- EXERCISE TASK:
Echo the entries back line for line, without a single change, and omit the pictures from your reply.

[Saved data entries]
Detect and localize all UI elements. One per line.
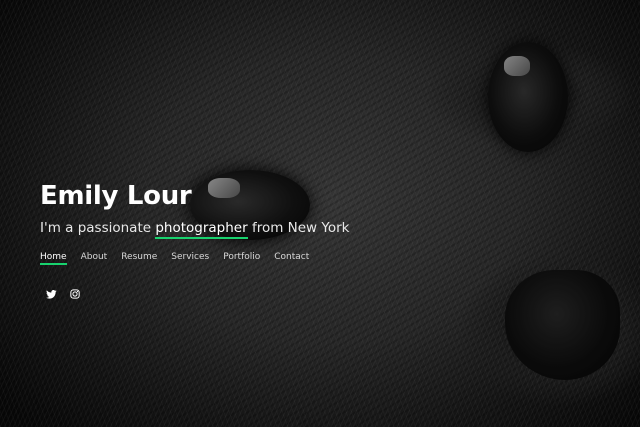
main-nav: Home About Resume Services Portfolio Con… xyxy=(40,252,349,265)
nav-services[interactable]: Services xyxy=(171,252,209,265)
hero-section: Emily Lour I'm a passionate photographer… xyxy=(0,0,640,427)
twitter-icon[interactable] xyxy=(44,287,58,301)
nav-home[interactable]: Home xyxy=(40,252,67,265)
nav-portfolio[interactable]: Portfolio xyxy=(223,252,260,265)
social-links xyxy=(40,287,349,301)
typed-word: photographer xyxy=(155,220,248,239)
tagline-suffix: from New York xyxy=(247,220,350,236)
hero-name: Emily Lour xyxy=(40,181,192,211)
hero-tagline: I'm a passionate photographer from New Y… xyxy=(40,218,350,239)
nav-contact[interactable]: Contact xyxy=(274,252,309,265)
tagline-prefix: I'm a passionate xyxy=(40,220,156,236)
hero-content: Emily Lour I'm a passionate photographer… xyxy=(40,178,349,301)
nav-about[interactable]: About xyxy=(81,252,108,265)
nav-resume[interactable]: Resume xyxy=(121,252,157,265)
instagram-icon[interactable] xyxy=(68,287,82,301)
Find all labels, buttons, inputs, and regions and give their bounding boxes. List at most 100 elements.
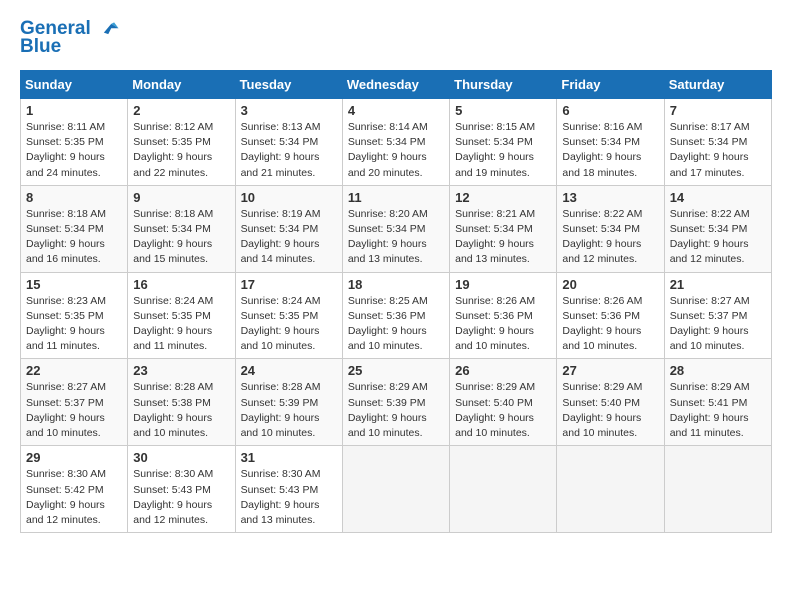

- OUTPUT BELOW:
Detect and localize all UI elements. One per line.
main-nav: Home About Resume Services Portfolio Con… xyxy=(40,252,349,265)
nav-services[interactable]: Services xyxy=(171,252,209,265)
hero-section: Emily Lour I'm a passionate photographer… xyxy=(0,0,640,427)
twitter-icon[interactable] xyxy=(44,287,58,301)
nav-home[interactable]: Home xyxy=(40,252,67,265)
nav-portfolio[interactable]: Portfolio xyxy=(223,252,260,265)
social-links xyxy=(40,287,349,301)
typed-word: photographer xyxy=(155,220,248,239)
tagline-suffix: from New York xyxy=(247,220,350,236)
hero-name: Emily Lour xyxy=(40,181,192,211)
hero-tagline: I'm a passionate photographer from New Y… xyxy=(40,218,350,239)
nav-contact[interactable]: Contact xyxy=(274,252,309,265)
tagline-prefix: I'm a passionate xyxy=(40,220,156,236)
hero-content: Emily Lour I'm a passionate photographer… xyxy=(40,178,349,301)
nav-about[interactable]: About xyxy=(81,252,108,265)
nav-resume[interactable]: Resume xyxy=(121,252,157,265)
instagram-icon[interactable] xyxy=(68,287,82,301)
Find all labels, buttons, inputs, and regions and give their bounding boxes. List at most 100 elements.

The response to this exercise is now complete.